▶ [MATERIAL PROVIDED]:
##############################

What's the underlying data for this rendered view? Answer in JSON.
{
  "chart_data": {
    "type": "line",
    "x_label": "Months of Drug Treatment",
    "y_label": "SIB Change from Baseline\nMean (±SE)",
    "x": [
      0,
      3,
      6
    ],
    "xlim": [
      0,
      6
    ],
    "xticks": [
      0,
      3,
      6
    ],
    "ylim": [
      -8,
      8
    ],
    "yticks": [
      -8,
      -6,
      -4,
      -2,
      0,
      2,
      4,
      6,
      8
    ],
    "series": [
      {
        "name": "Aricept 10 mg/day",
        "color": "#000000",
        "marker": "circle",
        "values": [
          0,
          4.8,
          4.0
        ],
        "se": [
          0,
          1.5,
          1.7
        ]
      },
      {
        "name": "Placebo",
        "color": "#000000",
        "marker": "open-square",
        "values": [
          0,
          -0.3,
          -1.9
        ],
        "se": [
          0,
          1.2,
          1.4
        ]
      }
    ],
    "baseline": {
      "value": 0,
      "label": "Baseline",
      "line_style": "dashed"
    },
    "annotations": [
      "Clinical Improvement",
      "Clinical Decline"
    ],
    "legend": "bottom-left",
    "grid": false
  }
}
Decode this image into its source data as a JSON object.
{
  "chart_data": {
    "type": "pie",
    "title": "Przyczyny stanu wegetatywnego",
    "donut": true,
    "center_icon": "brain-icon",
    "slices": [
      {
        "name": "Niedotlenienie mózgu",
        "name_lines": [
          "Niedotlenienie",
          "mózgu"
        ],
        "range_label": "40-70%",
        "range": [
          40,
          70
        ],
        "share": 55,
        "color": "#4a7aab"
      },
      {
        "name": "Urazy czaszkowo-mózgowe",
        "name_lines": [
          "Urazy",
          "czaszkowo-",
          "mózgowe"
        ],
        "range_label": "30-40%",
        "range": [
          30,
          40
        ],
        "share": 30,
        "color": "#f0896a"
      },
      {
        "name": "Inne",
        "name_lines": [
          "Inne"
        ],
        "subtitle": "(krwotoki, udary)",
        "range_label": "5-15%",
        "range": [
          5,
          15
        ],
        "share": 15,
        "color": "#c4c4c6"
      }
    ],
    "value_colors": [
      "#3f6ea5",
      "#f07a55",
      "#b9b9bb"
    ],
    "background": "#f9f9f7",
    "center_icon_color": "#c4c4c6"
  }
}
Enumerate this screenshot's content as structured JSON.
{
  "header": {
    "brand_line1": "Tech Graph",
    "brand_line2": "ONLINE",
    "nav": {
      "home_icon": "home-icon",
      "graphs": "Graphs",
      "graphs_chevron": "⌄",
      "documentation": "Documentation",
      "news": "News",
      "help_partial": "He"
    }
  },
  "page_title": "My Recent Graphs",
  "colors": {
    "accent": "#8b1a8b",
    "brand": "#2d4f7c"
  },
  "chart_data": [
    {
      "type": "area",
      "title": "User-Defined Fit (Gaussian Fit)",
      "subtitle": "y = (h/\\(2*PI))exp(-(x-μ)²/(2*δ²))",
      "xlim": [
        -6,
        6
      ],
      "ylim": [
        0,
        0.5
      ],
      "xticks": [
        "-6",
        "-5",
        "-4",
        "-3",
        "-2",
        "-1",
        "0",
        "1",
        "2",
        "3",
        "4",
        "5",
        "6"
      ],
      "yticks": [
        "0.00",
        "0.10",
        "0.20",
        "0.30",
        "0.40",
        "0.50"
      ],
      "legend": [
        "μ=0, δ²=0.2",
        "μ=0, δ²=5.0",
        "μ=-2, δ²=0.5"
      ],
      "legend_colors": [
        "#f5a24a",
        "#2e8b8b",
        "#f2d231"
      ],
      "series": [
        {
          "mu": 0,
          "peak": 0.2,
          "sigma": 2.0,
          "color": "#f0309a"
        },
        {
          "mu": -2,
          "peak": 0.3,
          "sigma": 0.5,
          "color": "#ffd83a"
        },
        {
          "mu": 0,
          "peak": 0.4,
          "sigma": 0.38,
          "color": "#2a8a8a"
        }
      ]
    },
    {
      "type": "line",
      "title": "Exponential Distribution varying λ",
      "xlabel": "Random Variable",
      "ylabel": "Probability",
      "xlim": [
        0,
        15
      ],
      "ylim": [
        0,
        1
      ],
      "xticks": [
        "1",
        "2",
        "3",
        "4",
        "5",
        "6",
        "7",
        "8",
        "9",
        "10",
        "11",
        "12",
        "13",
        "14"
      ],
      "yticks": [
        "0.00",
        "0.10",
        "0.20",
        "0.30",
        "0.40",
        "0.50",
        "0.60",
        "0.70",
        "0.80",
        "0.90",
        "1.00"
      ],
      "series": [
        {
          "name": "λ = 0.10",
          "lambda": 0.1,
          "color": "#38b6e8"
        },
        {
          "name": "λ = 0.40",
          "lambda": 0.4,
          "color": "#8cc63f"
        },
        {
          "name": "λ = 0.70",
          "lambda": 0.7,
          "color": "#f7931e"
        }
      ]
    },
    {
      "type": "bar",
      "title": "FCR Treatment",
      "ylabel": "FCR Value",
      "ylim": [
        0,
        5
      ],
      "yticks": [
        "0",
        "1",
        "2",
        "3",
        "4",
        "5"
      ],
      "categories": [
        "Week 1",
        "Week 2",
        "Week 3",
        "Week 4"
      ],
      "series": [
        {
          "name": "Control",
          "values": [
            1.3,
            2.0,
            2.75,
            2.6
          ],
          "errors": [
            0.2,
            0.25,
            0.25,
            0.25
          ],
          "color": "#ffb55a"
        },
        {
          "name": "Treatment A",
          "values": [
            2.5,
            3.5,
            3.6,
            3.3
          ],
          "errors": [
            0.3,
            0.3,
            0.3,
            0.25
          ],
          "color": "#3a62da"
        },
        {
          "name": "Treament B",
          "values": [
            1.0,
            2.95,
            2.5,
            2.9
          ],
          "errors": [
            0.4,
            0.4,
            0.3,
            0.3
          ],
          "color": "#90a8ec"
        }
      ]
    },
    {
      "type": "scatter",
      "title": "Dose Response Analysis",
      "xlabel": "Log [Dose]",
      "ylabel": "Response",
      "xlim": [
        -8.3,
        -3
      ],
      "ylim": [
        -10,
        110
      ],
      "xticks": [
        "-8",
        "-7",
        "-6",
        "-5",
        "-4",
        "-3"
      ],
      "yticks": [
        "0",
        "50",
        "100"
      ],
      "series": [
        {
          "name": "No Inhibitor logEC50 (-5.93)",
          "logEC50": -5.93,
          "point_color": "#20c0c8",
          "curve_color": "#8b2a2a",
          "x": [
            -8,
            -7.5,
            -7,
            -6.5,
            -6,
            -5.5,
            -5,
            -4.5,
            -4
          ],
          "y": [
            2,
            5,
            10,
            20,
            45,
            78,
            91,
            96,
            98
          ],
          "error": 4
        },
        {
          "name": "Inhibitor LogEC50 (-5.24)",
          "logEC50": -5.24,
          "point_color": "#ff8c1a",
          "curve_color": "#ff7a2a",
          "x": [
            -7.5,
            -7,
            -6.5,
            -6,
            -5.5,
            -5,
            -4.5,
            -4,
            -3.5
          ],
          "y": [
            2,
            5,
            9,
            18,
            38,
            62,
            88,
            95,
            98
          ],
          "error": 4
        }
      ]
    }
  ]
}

##############################

▶ [TASK PROMPT]: Return the entries above exactly as they appear.

▶ [RIGHT ANSWER]:
What's the underlying data for this rendered view? Answer in JSON.
{
  "chart_data": {
    "type": "line",
    "x_label": "Months of Drug Treatment",
    "y_label": "SIB Change from Baseline\nMean (±SE)",
    "x": [
      0,
      3,
      6
    ],
    "xlim": [
      0,
      6
    ],
    "xticks": [
      0,
      3,
      6
    ],
    "ylim": [
      -8,
      8
    ],
    "yticks": [
      -8,
      -6,
      -4,
      -2,
      0,
      2,
      4,
      6,
      8
    ],
    "series": [
      {
        "name": "Aricept 10 mg/day",
        "color": "#000000",
        "marker": "circle",
        "values": [
          0,
          4.8,
          4.0
        ],
        "se": [
          0,
          1.5,
          1.7
        ]
      },
      {
        "name": "Placebo",
        "color": "#000000",
        "marker": "open-square",
        "values": [
          0,
          -0.3,
          -1.9
        ],
        "se": [
          0,
          1.2,
          1.4
        ]
      }
    ],
    "baseline": {
      "value": 0,
      "label": "Baseline",
      "line_style": "dashed"
    },
    "annotations": [
      "Clinical Improvement",
      "Clinical Decline"
    ],
    "legend": "bottom-left",
    "grid": false
  }
}
Decode this image into its source data as a JSON object.
{
  "chart_data": {
    "type": "pie",
    "title": "Przyczyny stanu wegetatywnego",
    "donut": true,
    "center_icon": "brain-icon",
    "slices": [
      {
        "name": "Niedotlenienie mózgu",
        "name_lines": [
          "Niedotlenienie",
          "mózgu"
        ],
        "range_label": "40-70%",
        "range": [
          40,
          70
        ],
        "share": 55,
        "color": "#4a7aab"
      },
      {
        "name": "Urazy czaszkowo-mózgowe",
        "name_lines": [
          "Urazy",
          "czaszkowo-",
          "mózgowe"
        ],
        "range_label": "30-40%",
        "range": [
          30,
          40
        ],
        "share": 30,
        "color": "#f0896a"
      },
      {
        "name": "Inne",
        "name_lines": [
          "Inne"
        ],
        "subtitle": "(krwotoki, udary)",
        "range_label": "5-15%",
        "range": [
          5,
          15
        ],
        "share": 15,
        "color": "#c4c4c6"
      }
    ],
    "value_colors": [
      "#3f6ea5",
      "#f07a55",
      "#b9b9bb"
    ],
    "background": "#f9f9f7",
    "center_icon_color": "#c4c4c6"
  }
}
Enumerate this screenshot's content as structured JSON.
{
  "header": {
    "brand_line1": "Tech Graph",
    "brand_line2": "ONLINE",
    "nav": {
      "home_icon": "home-icon",
      "graphs": "Graphs",
      "graphs_chevron": "⌄",
      "documentation": "Documentation",
      "news": "News",
      "help_partial": "He"
    }
  },
  "page_title": "My Recent Graphs",
  "colors": {
    "accent": "#8b1a8b",
    "brand": "#2d4f7c"
  },
  "chart_data": [
    {
      "type": "area",
      "title": "User-Defined Fit (Gaussian Fit)",
      "subtitle": "y = (h/\\(2*PI))exp(-(x-μ)²/(2*δ²))",
      "xlim": [
        -6,
        6
      ],
      "ylim": [
        0,
        0.5
      ],
      "xticks": [
        "-6",
        "-5",
        "-4",
        "-3",
        "-2",
        "-1",
        "0",
        "1",
        "2",
        "3",
        "4",
        "5",
        "6"
      ],
      "yticks": [
        "0.00",
        "0.10",
        "0.20",
        "0.30",
        "0.40",
        "0.50"
      ],
      "legend": [
        "μ=0, δ²=0.2",
        "μ=0, δ²=5.0",
        "μ=-2, δ²=0.5"
      ],
      "legend_colors": [
        "#f5a24a",
        "#2e8b8b",
        "#f2d231"
      ],
      "series": [
        {
          "mu": 0,
          "peak": 0.2,
          "sigma": 2.0,
          "color": "#f0309a"
        },
        {
          "mu": -2,
          "peak": 0.3,
          "sigma": 0.5,
          "color": "#ffd83a"
        },
        {
          "mu": 0,
          "peak": 0.4,
          "sigma": 0.38,
          "color": "#2a8a8a"
        }
      ]
    },
    {
      "type": "line",
      "title": "Exponential Distribution varying λ",
      "xlabel": "Random Variable",
      "ylabel": "Probability",
      "xlim": [
        0,
        15
      ],
      "ylim": [
        0,
        1
      ],
      "xticks": [
        "1",
        "2",
        "3",
        "4",
        "5",
        "6",
        "7",
        "8",
        "9",
        "10",
        "11",
        "12",
        "13",
        "14"
      ],
      "yticks": [
        "0.00",
        "0.10",
        "0.20",
        "0.30",
        "0.40",
        "0.50",
        "0.60",
        "0.70",
        "0.80",
        "0.90",
        "1.00"
      ],
      "series": [
        {
          "name": "λ = 0.10",
          "lambda": 0.1,
          "color": "#38b6e8"
        },
        {
          "name": "λ = 0.40",
          "lambda": 0.4,
          "color": "#8cc63f"
        },
        {
          "name": "λ = 0.70",
          "lambda": 0.7,
          "color": "#f7931e"
        }
      ]
    },
    {
      "type": "bar",
      "title": "FCR Treatment",
      "ylabel": "FCR Value",
      "ylim": [
        0,
        5
      ],
      "yticks": [
        "0",
        "1",
        "2",
        "3",
        "4",
        "5"
      ],
      "categories": [
        "Week 1",
        "Week 2",
        "Week 3",
        "Week 4"
      ],
      "series": [
        {
          "name": "Control",
          "values": [
            1.3,
            2.0,
            2.75,
            2.6
          ],
          "errors": [
            0.2,
            0.25,
            0.25,
            0.25
          ],
          "color": "#ffb55a"
        },
        {
          "name": "Treatment A",
          "values": [
            2.5,
            3.5,
            3.6,
            3.3
          ],
          "errors": [
            0.3,
            0.3,
            0.3,
            0.25
          ],
          "color": "#3a62da"
        },
        {
          "name": "Treament B",
          "values": [
            1.0,
            2.95,
            2.5,
            2.9
          ],
          "errors": [
            0.4,
            0.4,
            0.3,
            0.3
          ],
          "color": "#90a8ec"
        }
      ]
    },
    {
      "type": "scatter",
      "title": "Dose Response Analysis",
      "xlabel": "Log [Dose]",
      "ylabel": "Response",
      "xlim": [
        -8.3,
        -3
      ],
      "ylim": [
        -10,
        110
      ],
      "xticks": [
        "-8",
        "-7",
        "-6",
        "-5",
        "-4",
        "-3"
      ],
      "yticks": [
        "0",
        "50",
        "100"
      ],
      "series": [
        {
          "name": "No Inhibitor logEC50 (-5.93)",
          "logEC50": -5.93,
          "point_color": "#20c0c8",
          "curve_color": "#8b2a2a",
          "x": [
            -8,
            -7.5,
            -7,
            -6.5,
            -6,
            -5.5,
            -5,
            -4.5,
            -4
          ],
          "y": [
            2,
            5,
            10,
            20,
            45,
            78,
            91,
            96,
            98
          ],
          "error": 4
        },
        {
          "name": "Inhibitor LogEC50 (-5.24)",
          "logEC50": -5.24,
          "point_color": "#ff8c1a",
          "curve_color": "#ff7a2a",
          "x": [
            -7.5,
            -7,
            -6.5,
            -6,
            -5.5,
            -5,
            -4.5,
            -4,
            -3.5
          ],
          "y": [
            2,
            5,
            9,
            18,
            38,
            62,
            88,
            95,
            98
          ],
          "error": 4
        }
      ]
    }
  ]
}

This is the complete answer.